**To do**. Only a number is wanted: how many lines of the entries include the string "xlabel"?

**Input material**.
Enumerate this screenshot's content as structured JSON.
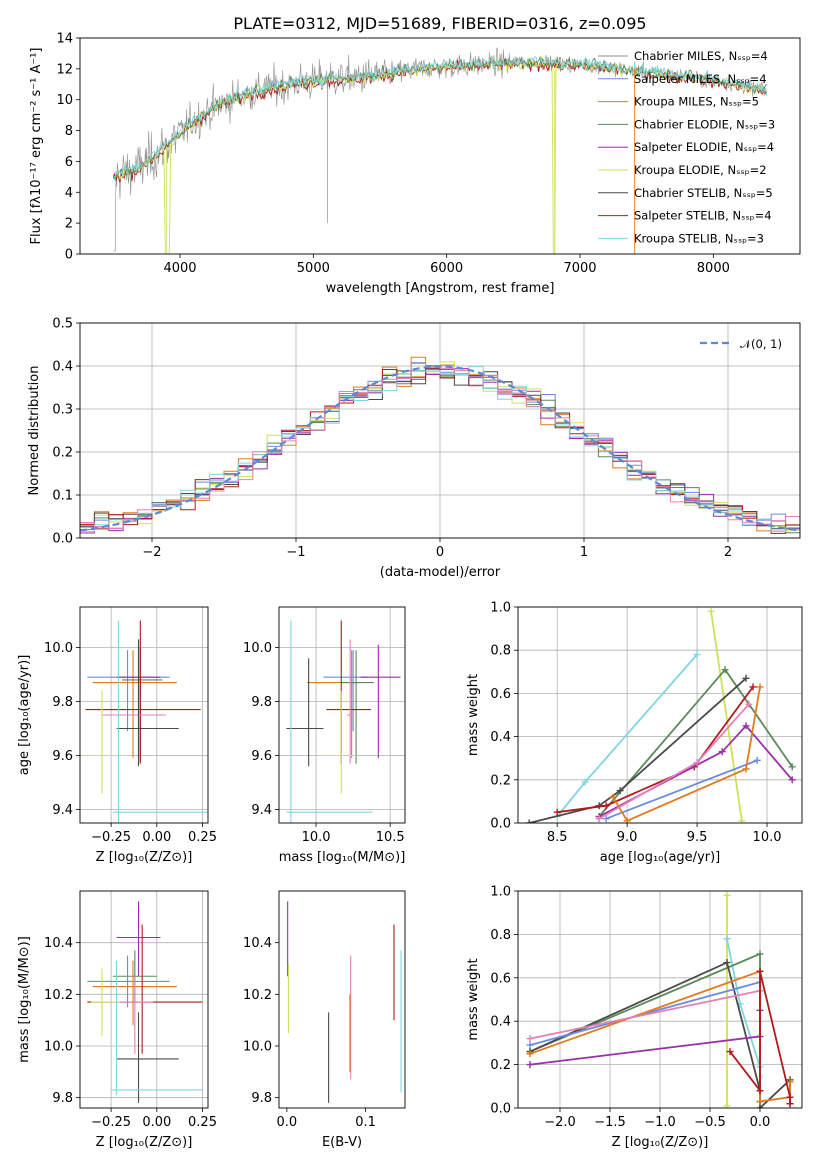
{
  "colors": {
    "chabrier_miles": "#8c8c8c",
    "salpeter_miles": "#6b8be0",
    "kroupa_miles": "#e07b20",
    "chabrier_elodie": "#5a8a5a",
    "salpeter_elodie": "#9a2fa8",
    "kroupa_elodie": "#cfe05a",
    "chabrier_stelib": "#4a4a4a",
    "salpeter_stelib": "#b01a1a",
    "kroupa_stelib": "#7fd6df",
    "pink": "#e67fb8",
    "normal_curve": "#5a8ad8"
  },
  "chart_data": [
    {
      "id": "spectrum",
      "type": "line",
      "title": "PLATE=0312, MJD=51689, FIBERID=0316, z=0.095",
      "xlabel": "wavelength [Angstrom, rest frame]",
      "ylabel": "Flux [fλ10⁻¹⁷ erg cm⁻² s⁻¹ A⁻¹]",
      "xlim": [
        3250,
        8650
      ],
      "ylim": [
        0,
        14
      ],
      "xticks": [
        "4000",
        "5000",
        "6000",
        "7000",
        "8000"
      ],
      "yticks": [
        "0",
        "2",
        "4",
        "6",
        "8",
        "10",
        "12",
        "14"
      ],
      "legend_position": "right",
      "legend": [
        "Chabrier MILES, Nₛₛₚ=4",
        "Salpeter MILES, Nₛₛₚ=4",
        "Kroupa MILES, Nₛₛₚ=5",
        "Chabrier ELODIE, Nₛₛₚ=3",
        "Salpeter ELODIE, Nₛₛₚ=4",
        "Kroupa ELODIE, Nₛₛₚ=2",
        "Chabrier STELIB, Nₛₛₚ=5",
        "Salpeter STELIB, Nₛₛₚ=4",
        "Kroupa STELIB, Nₛₛₚ=3"
      ],
      "continuum": [
        [
          3500,
          5.0
        ],
        [
          3700,
          5.6
        ],
        [
          3900,
          7.0
        ],
        [
          4100,
          8.6
        ],
        [
          4300,
          9.7
        ],
        [
          4500,
          10.4
        ],
        [
          4700,
          10.8
        ],
        [
          4900,
          11.1
        ],
        [
          5100,
          11.3
        ],
        [
          5300,
          11.4
        ],
        [
          5500,
          11.6
        ],
        [
          5700,
          11.9
        ],
        [
          5900,
          12.1
        ],
        [
          6100,
          12.2
        ],
        [
          6300,
          12.3
        ],
        [
          6500,
          12.4
        ],
        [
          6700,
          12.4
        ],
        [
          6900,
          12.3
        ],
        [
          7100,
          12.2
        ],
        [
          7300,
          12.0
        ],
        [
          7500,
          11.8
        ],
        [
          7700,
          11.6
        ],
        [
          7900,
          11.4
        ],
        [
          8100,
          11.1
        ],
        [
          8300,
          10.8
        ],
        [
          8400,
          10.6
        ]
      ]
    },
    {
      "id": "residuals",
      "type": "line",
      "xlabel": "(data-model)/error",
      "ylabel": "Normed distribution",
      "xlim": [
        -2.5,
        2.5
      ],
      "ylim": [
        0,
        0.5
      ],
      "xticks": [
        "−2",
        "−1",
        "0",
        "1",
        "2"
      ],
      "yticks": [
        "0.0",
        "0.1",
        "0.2",
        "0.3",
        "0.4",
        "0.5"
      ],
      "legend": [
        "𝒩(0, 1)"
      ],
      "legend_position": "top-right",
      "grid": true,
      "bin_width": 0.1
    },
    {
      "id": "age_vs_Z",
      "type": "scatter",
      "xlabel": "Z [log₁₀(Z/Z⊙)]",
      "ylabel": "age  [log₁₀(age/yr)]",
      "xlim": [
        -0.42,
        0.28
      ],
      "ylim": [
        9.35,
        10.15
      ],
      "xticks": [
        "−0.25",
        "0.00",
        "0.25"
      ],
      "yticks": [
        "9.4",
        "9.6",
        "9.8",
        "10.0"
      ],
      "grid": true,
      "points": [
        {
          "x": -0.16,
          "y": 9.89,
          "xerr": [
            0.22,
            0.23
          ],
          "yerr": [
            0.2,
            0.1
          ],
          "color": "salpeter_miles"
        },
        {
          "x": -0.13,
          "y": 9.87,
          "xerr": [
            0.22,
            0.24
          ],
          "yerr": [
            0.28,
            0.12
          ],
          "color": "kroupa_miles"
        },
        {
          "x": -0.1,
          "y": 9.89,
          "xerr": [
            0.12,
            0.12
          ],
          "yerr": [
            0.3,
            0.12
          ],
          "color": "salpeter_elodie"
        },
        {
          "x": -0.09,
          "y": 9.88,
          "xerr": [
            0.1,
            0.12
          ],
          "yerr": [
            0.3,
            0.12
          ],
          "color": "chabrier_elodie"
        },
        {
          "x": -0.09,
          "y": 9.77,
          "xerr": [
            0.3,
            0.33
          ],
          "yerr": [
            0.2,
            0.33
          ],
          "color": "salpeter_stelib"
        },
        {
          "x": -0.1,
          "y": 9.75,
          "xerr": [
            0.2,
            0.15
          ],
          "yerr": [
            0.18,
            0.28
          ],
          "color": "pink"
        },
        {
          "x": -0.1,
          "y": 9.7,
          "xerr": [
            0.12,
            0.22
          ],
          "yerr": [
            0.14,
            0.33
          ],
          "color": "chabrier_stelib"
        },
        {
          "x": -0.3,
          "y": 9.6,
          "xerr": [
            0.1,
            0.14
          ],
          "yerr": [
            0.14,
            0.24
          ],
          "color": "kroupa_elodie"
        },
        {
          "x": -0.21,
          "y": 9.39,
          "xerr": [
            0.03,
            0.55
          ],
          "yerr": [
            0.05,
            0.71
          ],
          "color": "kroupa_stelib"
        }
      ]
    },
    {
      "id": "age_vs_mass",
      "type": "scatter",
      "xlabel": "mass [log₁₀(M/M⊙)]",
      "ylabel": "",
      "xlim": [
        9.75,
        10.6
      ],
      "ylim": [
        9.35,
        10.15
      ],
      "xticks": [
        "10.0",
        "10.5"
      ],
      "yticks": [
        "9.4",
        "9.6",
        "9.8",
        "10.0"
      ],
      "grid": true,
      "points": [
        {
          "x": 10.25,
          "y": 9.89,
          "xerr": [
            0.2,
            0.1
          ],
          "yerr": [
            0.2,
            0.1
          ],
          "color": "salpeter_miles"
        },
        {
          "x": 10.24,
          "y": 9.87,
          "xerr": [
            0.3,
            0.05
          ],
          "yerr": [
            0.28,
            0.12
          ],
          "color": "kroupa_miles"
        },
        {
          "x": 10.42,
          "y": 9.89,
          "xerr": [
            0.12,
            0.15
          ],
          "yerr": [
            0.3,
            0.12
          ],
          "color": "salpeter_elodie"
        },
        {
          "x": 10.27,
          "y": 9.87,
          "xerr": [
            0.1,
            0.12
          ],
          "yerr": [
            0.3,
            0.12
          ],
          "color": "chabrier_elodie"
        },
        {
          "x": 10.17,
          "y": 9.77,
          "xerr": [
            0.1,
            0.2
          ],
          "yerr": [
            0.2,
            0.33
          ],
          "color": "salpeter_stelib"
        },
        {
          "x": 10.23,
          "y": 9.75,
          "xerr": [
            0.02,
            0.02
          ],
          "yerr": [
            0.18,
            0.28
          ],
          "color": "pink"
        },
        {
          "x": 9.95,
          "y": 9.7,
          "xerr": [
            0.15,
            0.1
          ],
          "yerr": [
            0.14,
            0.26
          ],
          "color": "chabrier_stelib"
        },
        {
          "x": 10.17,
          "y": 9.6,
          "xerr": [
            0.15,
            0.1
          ],
          "yerr": [
            0.14,
            0.24
          ],
          "color": "kroupa_elodie"
        },
        {
          "x": 9.83,
          "y": 9.39,
          "xerr": [
            0.03,
            0.55
          ],
          "yerr": [
            0.05,
            0.71
          ],
          "color": "kroupa_stelib"
        }
      ]
    },
    {
      "id": "mw_vs_age",
      "type": "line",
      "xlabel": "age  [log₁₀(age/yr)]",
      "ylabel": "mass weight",
      "xlim": [
        8.22,
        10.25
      ],
      "ylim": [
        0,
        1.0
      ],
      "xticks": [
        "8.5",
        "9.0",
        "9.5",
        "10.0"
      ],
      "yticks": [
        "0.0",
        "0.2",
        "0.4",
        "0.6",
        "0.8",
        "1.0"
      ],
      "grid": true,
      "series": [
        {
          "color": "kroupa_stelib",
          "points": [
            [
              8.5,
              0.03
            ],
            [
              8.7,
              0.19
            ],
            [
              9.5,
              0.78
            ]
          ]
        },
        {
          "color": "kroupa_elodie",
          "points": [
            [
              9.6,
              0.98
            ],
            [
              9.82,
              0.01
            ]
          ]
        },
        {
          "color": "chabrier_elodie",
          "points": [
            [
              8.8,
              0.03
            ],
            [
              9.7,
              0.71
            ],
            [
              10.18,
              0.26
            ]
          ]
        },
        {
          "color": "chabrier_stelib",
          "points": [
            [
              8.3,
              0.0
            ],
            [
              8.8,
              0.08
            ],
            [
              8.95,
              0.15
            ],
            [
              9.85,
              0.67
            ]
          ]
        },
        {
          "color": "salpeter_stelib",
          "points": [
            [
              8.5,
              0.05
            ],
            [
              8.85,
              0.08
            ],
            [
              9.48,
              0.26
            ],
            [
              9.9,
              0.63
            ]
          ]
        },
        {
          "color": "salpeter_elodie",
          "points": [
            [
              8.8,
              0.03
            ],
            [
              9.68,
              0.33
            ],
            [
              9.85,
              0.45
            ],
            [
              10.18,
              0.2
            ]
          ]
        },
        {
          "color": "salpeter_miles",
          "points": [
            [
              8.85,
              0.02
            ],
            [
              9.93,
              0.29
            ]
          ]
        },
        {
          "color": "kroupa_miles",
          "points": [
            [
              8.9,
              0.12
            ],
            [
              9.0,
              0.01
            ],
            [
              9.85,
              0.25
            ],
            [
              9.95,
              0.63
            ]
          ]
        },
        {
          "color": "pink",
          "points": [
            [
              8.8,
              0.02
            ],
            [
              9.5,
              0.28
            ],
            [
              9.87,
              0.55
            ]
          ]
        }
      ]
    },
    {
      "id": "mass_vs_Z",
      "type": "scatter",
      "xlabel": "Z [log₁₀(Z/Z⊙)]",
      "ylabel": "mass [log₁₀(M/M⊙)]",
      "xlim": [
        -0.42,
        0.28
      ],
      "ylim": [
        9.76,
        10.6
      ],
      "xticks": [
        "−0.25",
        "0.00",
        "0.25"
      ],
      "yticks": [
        "9.8",
        "10.0",
        "10.2",
        "10.4"
      ],
      "grid": true,
      "points": [
        {
          "x": -0.1,
          "y": 10.42,
          "xerr": [
            0.12,
            0.12
          ],
          "yerr": [
            0.15,
            0.14
          ],
          "color": "salpeter_elodie"
        },
        {
          "x": -0.12,
          "y": 10.27,
          "xerr": [
            0.12,
            0.12
          ],
          "yerr": [
            0.1,
            0.1
          ],
          "color": "chabrier_elodie"
        },
        {
          "x": -0.16,
          "y": 10.25,
          "xerr": [
            0.22,
            0.23
          ],
          "yerr": [
            0.1,
            0.1
          ],
          "color": "salpeter_miles"
        },
        {
          "x": -0.13,
          "y": 10.23,
          "xerr": [
            0.22,
            0.24
          ],
          "yerr": [
            0.15,
            0.1
          ],
          "color": "kroupa_miles"
        },
        {
          "x": -0.08,
          "y": 10.17,
          "xerr": [
            0.3,
            0.33
          ],
          "yerr": [
            0.2,
            0.3
          ],
          "color": "salpeter_stelib"
        },
        {
          "x": -0.12,
          "y": 10.17,
          "xerr": [
            0.08,
            0.1
          ],
          "yerr": [
            0.2,
            0.1
          ],
          "color": "pink"
        },
        {
          "x": -0.3,
          "y": 10.17,
          "xerr": [
            0.06,
            0.1
          ],
          "yerr": [
            0.13,
            0.13
          ],
          "color": "kroupa_elodie"
        },
        {
          "x": -0.1,
          "y": 9.95,
          "xerr": [
            0.12,
            0.22
          ],
          "yerr": [
            0.17,
            0.18
          ],
          "color": "chabrier_stelib"
        },
        {
          "x": -0.22,
          "y": 9.83,
          "xerr": [
            0.03,
            0.47
          ],
          "yerr": [
            0.02,
            0.5
          ],
          "color": "kroupa_stelib"
        }
      ]
    },
    {
      "id": "mass_vs_ebv",
      "type": "scatter",
      "xlabel": "E(B-V)",
      "ylabel": "",
      "xlim": [
        -0.01,
        0.15
      ],
      "ylim": [
        9.76,
        10.6
      ],
      "xticks": [
        "0.0",
        "0.1"
      ],
      "yticks": [
        "9.8",
        "10.0",
        "10.2",
        "10.4"
      ],
      "grid": false,
      "points": [
        {
          "x": 0.001,
          "y": 10.42,
          "xerr": [
            0,
            0
          ],
          "yerr": [
            0.15,
            0.14
          ],
          "color": "salpeter_elodie"
        },
        {
          "x": 0.002,
          "y": 10.2,
          "xerr": [
            0,
            0
          ],
          "yerr": [
            0.15,
            0.12
          ],
          "color": "kroupa_elodie"
        },
        {
          "x": 0.053,
          "y": 9.95,
          "xerr": [
            0,
            0
          ],
          "yerr": [
            0.17,
            0.18
          ],
          "color": "chabrier_stelib"
        },
        {
          "x": 0.081,
          "y": 10.17,
          "xerr": [
            0,
            0
          ],
          "yerr": [
            0.3,
            0.18
          ],
          "color": "pink"
        },
        {
          "x": 0.08,
          "y": 10.1,
          "xerr": [
            0,
            0
          ],
          "yerr": [
            0.2,
            0.1
          ],
          "color": "kroupa_miles"
        },
        {
          "x": 0.136,
          "y": 10.3,
          "xerr": [
            0,
            0
          ],
          "yerr": [
            0.2,
            0.17
          ],
          "color": "salpeter_stelib"
        },
        {
          "x": 0.145,
          "y": 10.1,
          "xerr": [
            0,
            0
          ],
          "yerr": [
            0.28,
            0.27
          ],
          "color": "kroupa_stelib"
        }
      ]
    },
    {
      "id": "mw_vs_Z",
      "type": "line",
      "xlabel": "Z [log₁₀(Z/Z⊙)]",
      "ylabel": "mass weight",
      "xlim": [
        -2.42,
        0.42
      ],
      "ylim": [
        0,
        1.0
      ],
      "xticks": [
        "−2.0",
        "−1.5",
        "−1.0",
        "−0.5",
        "0.0"
      ],
      "yticks": [
        "0.0",
        "0.2",
        "0.4",
        "0.6",
        "0.8",
        "1.0"
      ],
      "grid": true,
      "series": [
        {
          "color": "kroupa_elodie",
          "points": [
            [
              -0.33,
              0.98
            ],
            [
              -0.33,
              0.01
            ]
          ]
        },
        {
          "color": "kroupa_stelib",
          "points": [
            [
              -0.33,
              0.78
            ],
            [
              -0.2,
              0.48
            ],
            [
              0.0,
              0.19
            ],
            [
              0.0,
              0.03
            ]
          ]
        },
        {
          "color": "chabrier_elodie",
          "points": [
            [
              -2.3,
              0.26
            ],
            [
              0.0,
              0.71
            ],
            [
              0.0,
              0.03
            ]
          ]
        },
        {
          "color": "chabrier_stelib",
          "points": [
            [
              -2.3,
              0.26
            ],
            [
              -0.33,
              0.67
            ],
            [
              0.0,
              0.08
            ],
            [
              0.0,
              0.0
            ],
            [
              0.3,
              0.13
            ],
            [
              0.3,
              0.02
            ]
          ]
        },
        {
          "color": "salpeter_miles",
          "points": [
            [
              -2.3,
              0.29
            ],
            [
              0.0,
              0.58
            ]
          ]
        },
        {
          "color": "kroupa_miles",
          "points": [
            [
              -2.3,
              0.25
            ],
            [
              0.0,
              0.63
            ],
            [
              0.0,
              0.03
            ],
            [
              0.3,
              0.05
            ],
            [
              0.3,
              0.12
            ]
          ]
        },
        {
          "color": "pink",
          "points": [
            [
              -2.3,
              0.32
            ],
            [
              0.0,
              0.54
            ]
          ]
        },
        {
          "color": "salpeter_elodie",
          "points": [
            [
              -2.3,
              0.2
            ],
            [
              0.0,
              0.33
            ],
            [
              0.0,
              0.45
            ]
          ]
        },
        {
          "color": "salpeter_stelib",
          "points": [
            [
              -0.3,
              0.26
            ],
            [
              0.0,
              0.08
            ],
            [
              0.0,
              0.63
            ],
            [
              0.3,
              0.05
            ],
            [
              0.3,
              0.02
            ]
          ]
        }
      ]
    }
  ]
}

**Output**. 8